EXCERPTED TEXT
>>>

When does it quit being low end?

Hi everyone! Total noobula here. (be easy if you will)

i have been working at recording and mixing for a while (a couple of years) and although everyone says the B word is crap, it would seem that for the bux it seems to work ok. i was looking to improve a few things and began working as an assistant with a person more experienced than me that has all of the toys and it seems if the mix and master is going to be compressed anyway, i can't tell that much difference between the boutique stuff and what i was able to afford. i did a mix that was also mixed in a nicer facility and even though they are different, one does not really sound much better than the other.

me= 5000.00 in gear, 2 years experience
nicer facility= 300000.00 in gear 20+ years experience.

i admit the nicer facility can do much more and more choices, more experiences fromthe choices but the focus of the music does not sound anybetter, to me it is more clustered up. (you can't pick out the instruments as well)

all my friends seem to pick my cheezy mix b'cause it is louder and you can hear the drums, guitars and words better.

Question,
when does it go from low end to high end, is it all about money?

just b'cause my friends like the mixes i did and so does the band, does this mean i need to get a backer to be taken serious (b'cause i am not taken serious at all, they get the bux, i work with **** bands (oy)

disclaimer:
I barely know what i am doing
Old 23rd May 2006
  #2


Tools are tools. Sometimes a cheap wrench works just as well as a snap-on model.

The truth is that most pop music doesn't need much that's too fancy.

Where the cheapest stuff isn't as good is durability - You may have to buy another cheap mixer in 3-5 years, but the one that costs twice as much typically lasts a lot longer (or can be repaired a lot easier).




-tINY

Old 23rd May 2006
  #3
Lives for gear
 
max cooper's Avatar
 

I agree with Tiny.

It's really important to ignore the endless banter about expensive, shiny goodies.

Sometimes we talk about that stuff because it's something we can control; if you spend a few days with a really awful band, it can be pretty disheartening.

<<<

DATA LINES
>>>

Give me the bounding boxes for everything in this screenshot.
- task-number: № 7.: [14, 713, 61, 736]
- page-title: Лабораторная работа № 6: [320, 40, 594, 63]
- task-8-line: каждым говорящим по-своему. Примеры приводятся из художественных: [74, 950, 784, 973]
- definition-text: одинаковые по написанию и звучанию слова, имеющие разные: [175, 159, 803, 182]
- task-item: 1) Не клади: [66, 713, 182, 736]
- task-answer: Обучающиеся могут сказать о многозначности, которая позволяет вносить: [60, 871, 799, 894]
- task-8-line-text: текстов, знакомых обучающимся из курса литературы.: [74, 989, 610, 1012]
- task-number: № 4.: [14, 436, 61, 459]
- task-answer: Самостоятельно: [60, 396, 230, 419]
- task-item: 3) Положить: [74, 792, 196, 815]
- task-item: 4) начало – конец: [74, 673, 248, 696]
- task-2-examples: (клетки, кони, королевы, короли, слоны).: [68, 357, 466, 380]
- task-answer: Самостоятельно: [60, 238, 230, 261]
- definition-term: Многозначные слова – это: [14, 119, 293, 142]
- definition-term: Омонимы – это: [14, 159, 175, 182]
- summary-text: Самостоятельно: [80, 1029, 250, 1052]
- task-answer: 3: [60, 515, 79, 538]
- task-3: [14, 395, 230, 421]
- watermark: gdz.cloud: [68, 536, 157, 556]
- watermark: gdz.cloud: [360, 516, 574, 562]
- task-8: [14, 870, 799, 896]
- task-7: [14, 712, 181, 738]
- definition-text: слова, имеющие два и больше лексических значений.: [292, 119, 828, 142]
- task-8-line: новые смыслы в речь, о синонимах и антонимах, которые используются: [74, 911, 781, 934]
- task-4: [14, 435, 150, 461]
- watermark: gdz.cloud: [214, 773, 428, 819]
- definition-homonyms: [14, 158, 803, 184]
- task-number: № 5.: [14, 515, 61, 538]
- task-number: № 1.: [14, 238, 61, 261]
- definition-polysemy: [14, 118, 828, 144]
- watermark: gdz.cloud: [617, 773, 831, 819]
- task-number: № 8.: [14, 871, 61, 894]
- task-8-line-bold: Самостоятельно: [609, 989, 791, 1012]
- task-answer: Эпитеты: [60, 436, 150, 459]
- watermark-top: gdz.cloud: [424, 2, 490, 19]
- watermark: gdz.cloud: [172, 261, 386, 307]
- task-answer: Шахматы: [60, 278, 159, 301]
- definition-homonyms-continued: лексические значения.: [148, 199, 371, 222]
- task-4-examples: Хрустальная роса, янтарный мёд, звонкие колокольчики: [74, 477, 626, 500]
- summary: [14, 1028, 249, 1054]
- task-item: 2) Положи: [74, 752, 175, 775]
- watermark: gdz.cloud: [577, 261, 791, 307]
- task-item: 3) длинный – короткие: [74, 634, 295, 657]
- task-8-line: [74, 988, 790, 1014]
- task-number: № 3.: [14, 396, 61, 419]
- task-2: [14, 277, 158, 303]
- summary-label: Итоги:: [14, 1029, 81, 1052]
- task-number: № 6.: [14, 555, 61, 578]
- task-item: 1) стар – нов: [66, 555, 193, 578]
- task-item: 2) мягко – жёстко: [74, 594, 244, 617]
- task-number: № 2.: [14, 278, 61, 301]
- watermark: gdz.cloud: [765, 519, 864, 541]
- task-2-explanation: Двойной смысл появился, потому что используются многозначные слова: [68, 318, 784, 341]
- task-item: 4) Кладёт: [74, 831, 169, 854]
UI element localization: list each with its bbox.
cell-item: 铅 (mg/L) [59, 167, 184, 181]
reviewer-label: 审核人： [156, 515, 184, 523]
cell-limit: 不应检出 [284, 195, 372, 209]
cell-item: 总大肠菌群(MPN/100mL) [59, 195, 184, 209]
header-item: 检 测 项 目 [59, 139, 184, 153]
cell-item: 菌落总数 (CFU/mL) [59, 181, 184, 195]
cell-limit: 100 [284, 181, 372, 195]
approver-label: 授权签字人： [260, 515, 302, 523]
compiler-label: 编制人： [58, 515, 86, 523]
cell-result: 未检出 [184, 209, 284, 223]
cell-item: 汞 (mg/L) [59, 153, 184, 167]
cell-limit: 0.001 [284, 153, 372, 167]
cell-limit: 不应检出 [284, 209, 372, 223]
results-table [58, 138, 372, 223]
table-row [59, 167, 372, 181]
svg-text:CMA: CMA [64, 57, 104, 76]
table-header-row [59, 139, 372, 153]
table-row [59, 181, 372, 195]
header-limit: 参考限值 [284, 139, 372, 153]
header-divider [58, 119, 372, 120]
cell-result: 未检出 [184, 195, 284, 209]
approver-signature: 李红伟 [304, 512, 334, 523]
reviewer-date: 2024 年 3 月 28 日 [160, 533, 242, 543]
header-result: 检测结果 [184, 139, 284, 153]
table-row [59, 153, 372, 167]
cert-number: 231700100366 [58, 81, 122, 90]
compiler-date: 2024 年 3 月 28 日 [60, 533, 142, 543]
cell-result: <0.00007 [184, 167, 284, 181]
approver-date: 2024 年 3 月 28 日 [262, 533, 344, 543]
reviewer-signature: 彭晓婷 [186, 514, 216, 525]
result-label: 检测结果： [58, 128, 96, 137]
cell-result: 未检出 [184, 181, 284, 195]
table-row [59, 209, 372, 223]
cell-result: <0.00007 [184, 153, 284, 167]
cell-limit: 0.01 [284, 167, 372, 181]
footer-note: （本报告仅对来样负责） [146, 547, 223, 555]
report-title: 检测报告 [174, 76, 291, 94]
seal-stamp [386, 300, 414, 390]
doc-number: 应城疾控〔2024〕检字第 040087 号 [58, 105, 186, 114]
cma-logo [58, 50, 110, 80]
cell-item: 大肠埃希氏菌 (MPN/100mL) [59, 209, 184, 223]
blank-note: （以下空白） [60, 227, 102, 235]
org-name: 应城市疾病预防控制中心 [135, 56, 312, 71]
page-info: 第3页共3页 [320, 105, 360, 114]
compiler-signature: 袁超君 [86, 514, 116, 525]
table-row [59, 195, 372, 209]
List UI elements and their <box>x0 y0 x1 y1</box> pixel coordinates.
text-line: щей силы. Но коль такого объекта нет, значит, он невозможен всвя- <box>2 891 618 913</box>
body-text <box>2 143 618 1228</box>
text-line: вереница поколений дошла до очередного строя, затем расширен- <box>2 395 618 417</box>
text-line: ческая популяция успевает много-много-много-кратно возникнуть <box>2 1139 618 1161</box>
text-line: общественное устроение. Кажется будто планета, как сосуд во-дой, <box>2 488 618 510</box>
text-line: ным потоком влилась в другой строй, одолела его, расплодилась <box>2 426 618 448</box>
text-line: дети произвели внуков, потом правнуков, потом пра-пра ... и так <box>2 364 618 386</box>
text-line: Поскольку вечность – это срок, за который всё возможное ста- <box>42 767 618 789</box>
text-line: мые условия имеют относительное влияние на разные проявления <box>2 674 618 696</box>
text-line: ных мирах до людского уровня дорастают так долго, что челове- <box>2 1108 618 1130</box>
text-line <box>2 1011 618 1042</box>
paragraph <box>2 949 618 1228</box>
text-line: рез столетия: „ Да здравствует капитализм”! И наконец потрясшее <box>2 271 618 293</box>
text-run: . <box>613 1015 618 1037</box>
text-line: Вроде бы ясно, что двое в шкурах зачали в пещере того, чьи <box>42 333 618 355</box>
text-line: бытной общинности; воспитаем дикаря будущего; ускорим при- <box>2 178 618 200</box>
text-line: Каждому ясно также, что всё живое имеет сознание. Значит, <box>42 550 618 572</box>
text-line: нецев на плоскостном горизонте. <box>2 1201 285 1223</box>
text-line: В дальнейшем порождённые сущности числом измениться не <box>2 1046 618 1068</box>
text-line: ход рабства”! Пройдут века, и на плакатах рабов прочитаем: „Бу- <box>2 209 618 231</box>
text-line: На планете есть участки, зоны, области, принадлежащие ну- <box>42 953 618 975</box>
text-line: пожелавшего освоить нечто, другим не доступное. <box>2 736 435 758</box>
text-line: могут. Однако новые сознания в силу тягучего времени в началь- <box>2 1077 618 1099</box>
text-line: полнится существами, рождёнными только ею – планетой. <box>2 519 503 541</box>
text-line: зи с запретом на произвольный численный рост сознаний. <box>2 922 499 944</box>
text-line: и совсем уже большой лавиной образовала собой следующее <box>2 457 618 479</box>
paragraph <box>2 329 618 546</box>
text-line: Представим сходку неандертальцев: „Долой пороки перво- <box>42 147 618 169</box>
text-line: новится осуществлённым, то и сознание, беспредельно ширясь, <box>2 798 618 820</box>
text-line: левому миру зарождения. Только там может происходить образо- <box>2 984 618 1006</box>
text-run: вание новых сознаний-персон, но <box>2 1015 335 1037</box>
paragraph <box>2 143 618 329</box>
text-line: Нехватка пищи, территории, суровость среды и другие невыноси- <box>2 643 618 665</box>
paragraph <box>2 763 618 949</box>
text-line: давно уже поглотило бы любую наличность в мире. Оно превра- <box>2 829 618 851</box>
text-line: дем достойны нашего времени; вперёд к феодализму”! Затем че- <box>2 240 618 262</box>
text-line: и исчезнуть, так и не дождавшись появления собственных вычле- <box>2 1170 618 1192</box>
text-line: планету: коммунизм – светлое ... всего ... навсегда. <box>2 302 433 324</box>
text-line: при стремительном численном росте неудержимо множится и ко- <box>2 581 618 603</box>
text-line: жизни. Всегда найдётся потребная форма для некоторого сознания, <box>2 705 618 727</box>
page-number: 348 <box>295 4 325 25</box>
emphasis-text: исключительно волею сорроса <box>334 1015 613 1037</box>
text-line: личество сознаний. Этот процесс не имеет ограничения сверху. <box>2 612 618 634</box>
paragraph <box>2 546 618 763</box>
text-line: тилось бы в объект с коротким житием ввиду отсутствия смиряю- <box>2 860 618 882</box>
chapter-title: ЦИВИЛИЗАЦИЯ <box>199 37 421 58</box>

<<<

WHAT IS NEEDED
Continue the forum thread about whether cheap recording gear counts as low end, starting right after its last sentence.

OUTPUT FOR THIS EXERCISE
Do you subscribe to Tape Op?

I think that if you're asking this question, you should.

This month there are a couple of great articles, one with Mike Patton and one with Brian Beattie.

There's a great quote in the Mike Patton article:

"Record your own sh*t. Don't worry about what some f**king engineer is gonna tell you. Don't worry about the right way to do it. You can make incredible music on that [pocket dictation recorder]. And you're the only one who's going to know how to record it right. ... If you need to be told what to do then you don't know what you want."

Ahh.. refreshing.

Quote:
Originally Posted by Burton Nash

just b'cause my friends like the mixes i did and so does the band, does this mean i need to get a backer to be taken serious (b'cause i am not taken serious at all, they get the bux, i work with **** bands (oy)

disclaimer:
I barely know what i am doing

Then you're gonna be fine. That's what matters, period, and that YOU like what you're doing.

Don't question yourself. Just go.

Forget the BS.

Doesn't it suk that having 'only $5000 worth of gear' can give you a complex?
Old 23rd May 2006
  #4
Here for the gear
 

Thanks! This is very encouraging. tiny, for as cheap as these mixer are, I can just toss it when it gets ratty. It won't go on the road so in may have a chance to last longer that way.

Max, thank YOU! Very encouraging. i do need to check out the tape op. i have been reading forums all over the web forabout 18 months andwhen someone goes gaga over a technique and i try it and it sucks for me, i usualy blame it on equipment, lack of understanding, etc.


One thing i have learned. good sound is the simple way of doing things. the more bs i hook up, the more the good things go in the dumper. i do like the simple '''less is more''' approach.

You guys made my day.
Old 23rd May 2006
  #5
Lives for gear
 
bunnerabb's Avatar
It's stops being cheap when the cool kids in the Ferraris stop smirking at it.

Some people buy tools, some people buy decorative objects.

If it wasn't a 1073, it'd be a Rolex or a 1,600.00 food processor.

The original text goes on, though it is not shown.